Repeat the entire listing exactly as written.

[SOURCE MATERIAL start]

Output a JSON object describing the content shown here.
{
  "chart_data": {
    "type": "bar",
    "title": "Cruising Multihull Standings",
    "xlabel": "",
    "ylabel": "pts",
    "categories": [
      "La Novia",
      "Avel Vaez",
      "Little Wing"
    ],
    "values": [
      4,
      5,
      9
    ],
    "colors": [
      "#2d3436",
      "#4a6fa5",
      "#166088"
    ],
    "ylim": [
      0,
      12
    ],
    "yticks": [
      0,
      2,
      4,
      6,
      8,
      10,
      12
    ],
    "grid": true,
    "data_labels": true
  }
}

[SOURCE MATERIAL end]

- FINAL RESULT
Output a JSON object describing the content shown here.
{
  "chart_data": {
    "type": "bar",
    "title": "Cruising Multihull Standings",
    "xlabel": "",
    "ylabel": "pts",
    "categories": [
      "La Novia",
      "Avel Vaez",
      "Little Wing"
    ],
    "values": [
      4,
      5,
      9
    ],
    "colors": [
      "#2d3436",
      "#4a6fa5",
      "#166088"
    ],
    "ylim": [
      0,
      12
    ],
    "yticks": [
      0,
      2,
      4,
      6,
      8,
      10,
      12
    ],
    "grid": true,
    "data_labels": true
  }
}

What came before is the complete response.